### Prompt:
Work out how many lines of the listing hold the string "Wind", then answer with that number and nothing else.

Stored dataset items

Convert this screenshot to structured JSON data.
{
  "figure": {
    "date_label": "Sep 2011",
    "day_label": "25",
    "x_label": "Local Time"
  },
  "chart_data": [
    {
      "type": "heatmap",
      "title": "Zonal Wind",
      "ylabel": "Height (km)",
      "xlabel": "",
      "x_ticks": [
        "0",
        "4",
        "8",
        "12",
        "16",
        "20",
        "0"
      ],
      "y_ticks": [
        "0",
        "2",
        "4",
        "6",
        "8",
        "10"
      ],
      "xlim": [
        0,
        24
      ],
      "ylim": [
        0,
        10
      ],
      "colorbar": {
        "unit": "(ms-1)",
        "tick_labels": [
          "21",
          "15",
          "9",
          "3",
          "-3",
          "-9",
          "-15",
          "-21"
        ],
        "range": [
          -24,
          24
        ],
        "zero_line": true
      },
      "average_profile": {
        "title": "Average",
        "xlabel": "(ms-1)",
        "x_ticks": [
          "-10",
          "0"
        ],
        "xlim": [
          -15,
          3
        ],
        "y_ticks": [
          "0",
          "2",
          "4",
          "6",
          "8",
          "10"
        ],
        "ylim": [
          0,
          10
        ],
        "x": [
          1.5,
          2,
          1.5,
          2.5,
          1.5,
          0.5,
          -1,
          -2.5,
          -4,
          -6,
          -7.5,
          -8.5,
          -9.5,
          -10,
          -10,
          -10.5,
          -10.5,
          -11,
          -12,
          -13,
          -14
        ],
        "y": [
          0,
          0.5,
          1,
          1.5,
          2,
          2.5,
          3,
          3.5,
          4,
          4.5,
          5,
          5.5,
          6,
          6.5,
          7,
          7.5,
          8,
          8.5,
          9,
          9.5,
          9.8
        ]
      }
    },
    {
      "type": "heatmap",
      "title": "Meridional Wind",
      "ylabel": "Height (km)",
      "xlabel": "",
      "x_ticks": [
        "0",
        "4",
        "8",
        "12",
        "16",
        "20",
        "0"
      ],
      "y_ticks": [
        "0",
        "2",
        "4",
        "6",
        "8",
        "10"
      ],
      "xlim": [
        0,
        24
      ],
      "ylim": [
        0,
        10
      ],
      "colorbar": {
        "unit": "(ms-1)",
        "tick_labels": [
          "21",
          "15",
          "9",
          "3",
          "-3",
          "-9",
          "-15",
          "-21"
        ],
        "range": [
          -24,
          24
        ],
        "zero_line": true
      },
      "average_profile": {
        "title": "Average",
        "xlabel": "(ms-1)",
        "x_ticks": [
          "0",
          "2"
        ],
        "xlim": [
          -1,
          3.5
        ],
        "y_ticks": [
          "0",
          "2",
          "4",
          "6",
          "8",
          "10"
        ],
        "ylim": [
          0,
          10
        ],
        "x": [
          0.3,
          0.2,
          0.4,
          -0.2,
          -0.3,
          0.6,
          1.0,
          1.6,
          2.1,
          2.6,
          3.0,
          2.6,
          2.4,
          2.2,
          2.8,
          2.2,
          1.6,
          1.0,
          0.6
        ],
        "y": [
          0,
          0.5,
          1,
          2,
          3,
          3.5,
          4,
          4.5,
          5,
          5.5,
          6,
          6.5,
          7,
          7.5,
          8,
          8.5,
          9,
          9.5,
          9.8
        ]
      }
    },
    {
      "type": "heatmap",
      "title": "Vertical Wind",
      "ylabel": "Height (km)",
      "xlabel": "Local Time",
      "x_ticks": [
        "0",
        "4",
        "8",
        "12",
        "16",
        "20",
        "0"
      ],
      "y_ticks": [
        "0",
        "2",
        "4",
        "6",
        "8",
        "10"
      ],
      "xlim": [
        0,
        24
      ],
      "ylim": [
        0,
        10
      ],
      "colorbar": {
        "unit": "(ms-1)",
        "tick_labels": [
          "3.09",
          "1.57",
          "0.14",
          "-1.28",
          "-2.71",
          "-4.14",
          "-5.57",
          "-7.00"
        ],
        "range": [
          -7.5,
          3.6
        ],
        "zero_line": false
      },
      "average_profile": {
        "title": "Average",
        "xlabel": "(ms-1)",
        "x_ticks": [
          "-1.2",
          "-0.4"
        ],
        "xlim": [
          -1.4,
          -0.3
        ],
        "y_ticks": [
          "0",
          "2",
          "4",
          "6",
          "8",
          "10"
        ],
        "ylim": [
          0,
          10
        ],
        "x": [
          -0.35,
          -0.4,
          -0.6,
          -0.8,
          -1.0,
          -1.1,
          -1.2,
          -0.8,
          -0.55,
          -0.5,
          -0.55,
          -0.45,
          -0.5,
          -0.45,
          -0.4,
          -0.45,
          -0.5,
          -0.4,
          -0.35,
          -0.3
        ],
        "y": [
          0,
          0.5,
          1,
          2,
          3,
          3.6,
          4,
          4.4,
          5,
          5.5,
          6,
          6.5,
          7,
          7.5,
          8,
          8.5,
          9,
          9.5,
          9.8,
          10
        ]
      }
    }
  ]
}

### Completed task:
3